Identify the lines that include the word "بالجملة", then copy all of them.

(Collected data)

○ ○ ○ ○ ○

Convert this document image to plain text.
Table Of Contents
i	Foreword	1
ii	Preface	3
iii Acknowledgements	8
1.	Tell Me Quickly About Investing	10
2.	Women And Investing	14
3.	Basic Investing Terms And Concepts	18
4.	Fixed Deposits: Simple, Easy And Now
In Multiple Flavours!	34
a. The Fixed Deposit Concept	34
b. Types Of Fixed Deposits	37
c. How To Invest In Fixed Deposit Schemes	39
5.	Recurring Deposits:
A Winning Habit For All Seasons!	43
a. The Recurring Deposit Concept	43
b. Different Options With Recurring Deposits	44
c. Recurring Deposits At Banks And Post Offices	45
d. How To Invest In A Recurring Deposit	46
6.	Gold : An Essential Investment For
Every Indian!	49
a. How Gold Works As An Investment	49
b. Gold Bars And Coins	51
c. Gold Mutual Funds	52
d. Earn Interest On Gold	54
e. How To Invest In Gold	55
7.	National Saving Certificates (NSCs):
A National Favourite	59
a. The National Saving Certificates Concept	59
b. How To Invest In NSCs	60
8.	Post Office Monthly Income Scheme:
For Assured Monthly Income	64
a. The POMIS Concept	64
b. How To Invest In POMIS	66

○ ○ ○ ○ ○

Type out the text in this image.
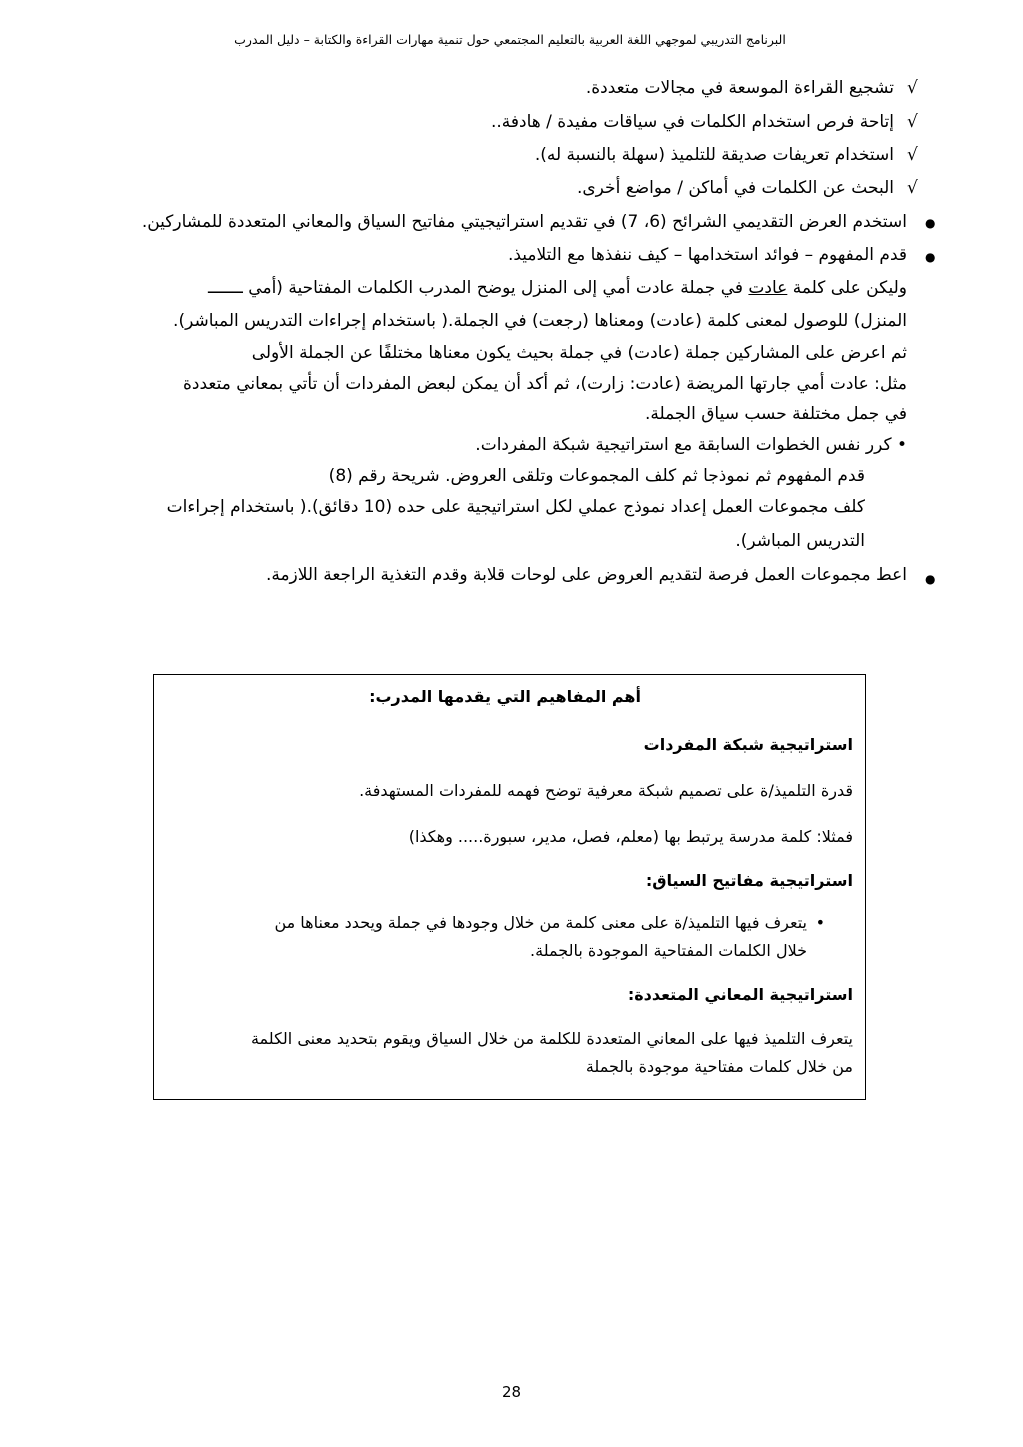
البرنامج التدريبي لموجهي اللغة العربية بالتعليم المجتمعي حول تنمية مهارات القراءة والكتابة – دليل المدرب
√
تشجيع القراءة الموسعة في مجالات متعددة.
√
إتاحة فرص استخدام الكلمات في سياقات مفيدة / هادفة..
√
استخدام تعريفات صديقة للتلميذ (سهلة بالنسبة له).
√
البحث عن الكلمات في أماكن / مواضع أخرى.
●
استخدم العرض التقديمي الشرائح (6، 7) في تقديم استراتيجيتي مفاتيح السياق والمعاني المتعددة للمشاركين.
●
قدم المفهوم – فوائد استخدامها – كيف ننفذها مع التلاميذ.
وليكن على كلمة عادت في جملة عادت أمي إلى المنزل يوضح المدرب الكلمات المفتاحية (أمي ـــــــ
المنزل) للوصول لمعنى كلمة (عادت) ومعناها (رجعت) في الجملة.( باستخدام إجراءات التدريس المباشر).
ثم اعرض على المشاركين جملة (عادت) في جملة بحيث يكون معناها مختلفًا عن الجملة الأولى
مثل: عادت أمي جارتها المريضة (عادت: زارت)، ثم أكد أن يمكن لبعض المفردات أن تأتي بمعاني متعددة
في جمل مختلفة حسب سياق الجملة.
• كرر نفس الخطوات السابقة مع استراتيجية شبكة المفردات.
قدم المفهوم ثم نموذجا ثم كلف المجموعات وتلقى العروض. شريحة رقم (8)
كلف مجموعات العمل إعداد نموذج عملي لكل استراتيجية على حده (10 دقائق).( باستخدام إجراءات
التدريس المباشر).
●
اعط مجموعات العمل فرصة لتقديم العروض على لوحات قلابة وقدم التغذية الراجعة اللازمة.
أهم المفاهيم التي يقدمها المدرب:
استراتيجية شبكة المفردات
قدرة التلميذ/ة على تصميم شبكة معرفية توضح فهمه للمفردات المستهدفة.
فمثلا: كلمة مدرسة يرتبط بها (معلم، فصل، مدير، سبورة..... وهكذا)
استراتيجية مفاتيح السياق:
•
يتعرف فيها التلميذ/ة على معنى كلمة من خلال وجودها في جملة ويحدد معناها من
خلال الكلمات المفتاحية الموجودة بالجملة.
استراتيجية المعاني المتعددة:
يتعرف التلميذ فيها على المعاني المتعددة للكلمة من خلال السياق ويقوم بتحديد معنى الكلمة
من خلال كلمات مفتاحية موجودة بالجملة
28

○ ○ ○ ○ ○

ANSWER TO THE EXERCISE >>
خلال الكلمات المفتاحية الموجودة بالجملة.
من خلال كلمات مفتاحية موجودة بالجملة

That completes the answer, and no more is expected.